-- Goal of the exercise --
From the listing below, copy each line where "coloration" occurs.

-- Exercise material --

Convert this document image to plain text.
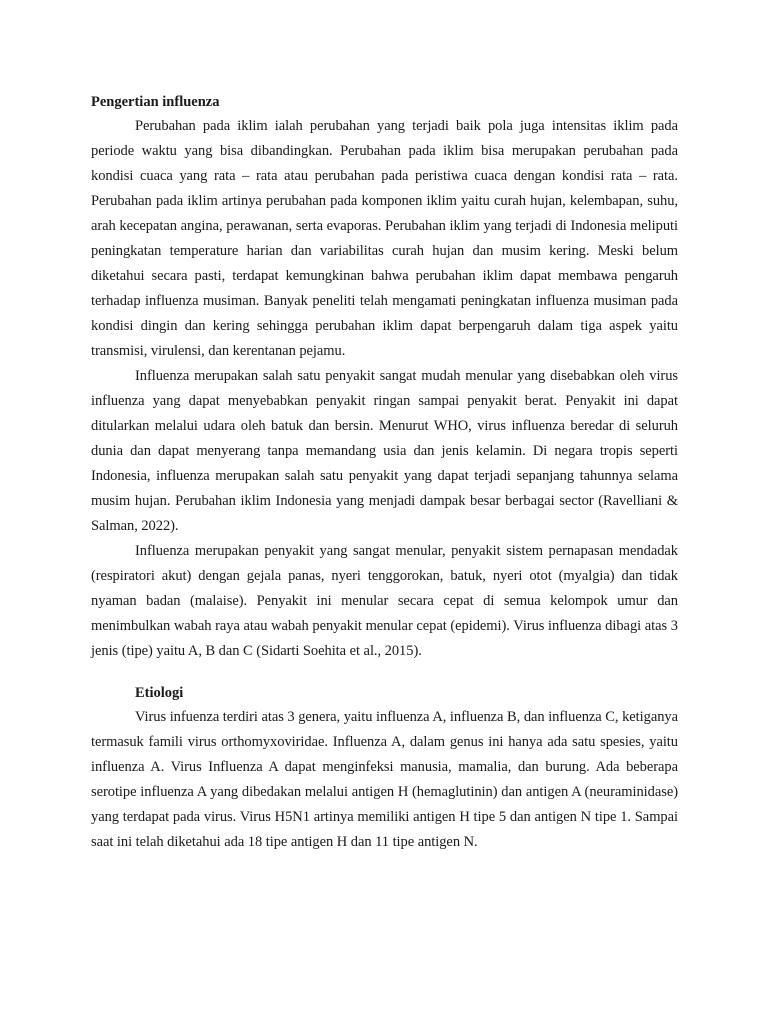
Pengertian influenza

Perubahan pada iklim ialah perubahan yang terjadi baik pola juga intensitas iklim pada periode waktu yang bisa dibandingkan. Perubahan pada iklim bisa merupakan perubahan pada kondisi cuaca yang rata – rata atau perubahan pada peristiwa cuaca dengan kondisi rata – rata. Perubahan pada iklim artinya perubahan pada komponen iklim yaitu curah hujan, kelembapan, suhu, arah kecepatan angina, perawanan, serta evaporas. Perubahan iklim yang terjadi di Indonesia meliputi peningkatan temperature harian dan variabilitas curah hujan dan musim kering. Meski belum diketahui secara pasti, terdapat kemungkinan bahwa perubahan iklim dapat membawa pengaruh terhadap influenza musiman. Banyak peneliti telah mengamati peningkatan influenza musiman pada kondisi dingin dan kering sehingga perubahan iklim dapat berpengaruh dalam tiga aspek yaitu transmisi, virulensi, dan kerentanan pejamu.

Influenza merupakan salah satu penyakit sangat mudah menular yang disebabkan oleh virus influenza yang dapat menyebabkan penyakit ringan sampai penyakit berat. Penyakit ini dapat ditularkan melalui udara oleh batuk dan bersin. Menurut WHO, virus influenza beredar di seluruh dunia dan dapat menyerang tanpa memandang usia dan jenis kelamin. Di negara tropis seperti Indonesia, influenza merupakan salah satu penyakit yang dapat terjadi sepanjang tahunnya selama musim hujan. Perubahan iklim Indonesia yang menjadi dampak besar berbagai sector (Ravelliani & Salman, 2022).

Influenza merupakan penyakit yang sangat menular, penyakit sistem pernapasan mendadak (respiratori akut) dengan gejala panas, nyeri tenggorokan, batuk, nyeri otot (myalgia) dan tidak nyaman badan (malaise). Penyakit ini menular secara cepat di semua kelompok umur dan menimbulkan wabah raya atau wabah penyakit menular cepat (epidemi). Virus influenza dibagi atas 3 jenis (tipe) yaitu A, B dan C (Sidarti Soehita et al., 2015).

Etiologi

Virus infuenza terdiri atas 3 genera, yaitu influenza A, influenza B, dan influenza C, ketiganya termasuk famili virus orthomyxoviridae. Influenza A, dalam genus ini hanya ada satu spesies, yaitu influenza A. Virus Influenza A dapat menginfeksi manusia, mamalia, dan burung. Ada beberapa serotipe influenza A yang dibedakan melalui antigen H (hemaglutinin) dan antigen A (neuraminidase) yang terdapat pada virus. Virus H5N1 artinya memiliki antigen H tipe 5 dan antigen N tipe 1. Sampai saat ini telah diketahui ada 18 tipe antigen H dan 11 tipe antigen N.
* * *
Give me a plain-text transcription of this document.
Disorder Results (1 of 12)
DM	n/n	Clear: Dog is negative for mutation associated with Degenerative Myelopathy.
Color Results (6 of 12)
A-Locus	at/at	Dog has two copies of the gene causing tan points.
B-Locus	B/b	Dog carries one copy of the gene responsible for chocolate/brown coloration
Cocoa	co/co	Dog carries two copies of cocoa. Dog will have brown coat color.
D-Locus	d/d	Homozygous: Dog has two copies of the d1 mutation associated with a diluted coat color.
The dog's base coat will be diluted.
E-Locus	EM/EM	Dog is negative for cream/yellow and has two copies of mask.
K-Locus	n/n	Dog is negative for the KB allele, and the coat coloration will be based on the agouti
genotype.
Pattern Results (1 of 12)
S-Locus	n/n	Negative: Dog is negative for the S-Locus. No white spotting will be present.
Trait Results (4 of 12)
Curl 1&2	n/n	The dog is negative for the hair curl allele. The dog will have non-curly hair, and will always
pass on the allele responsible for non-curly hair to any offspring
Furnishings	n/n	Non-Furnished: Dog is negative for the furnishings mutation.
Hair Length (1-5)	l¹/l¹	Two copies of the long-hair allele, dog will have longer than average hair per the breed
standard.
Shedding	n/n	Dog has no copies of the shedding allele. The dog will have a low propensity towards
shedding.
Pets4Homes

-- Answer to this exercise --
B-Locus	B/b	Dog carries one copy of the gene responsible for chocolate/brown coloration
K-Locus	n/n	Dog is negative for the KB allele, and the coat coloration will be based on the agouti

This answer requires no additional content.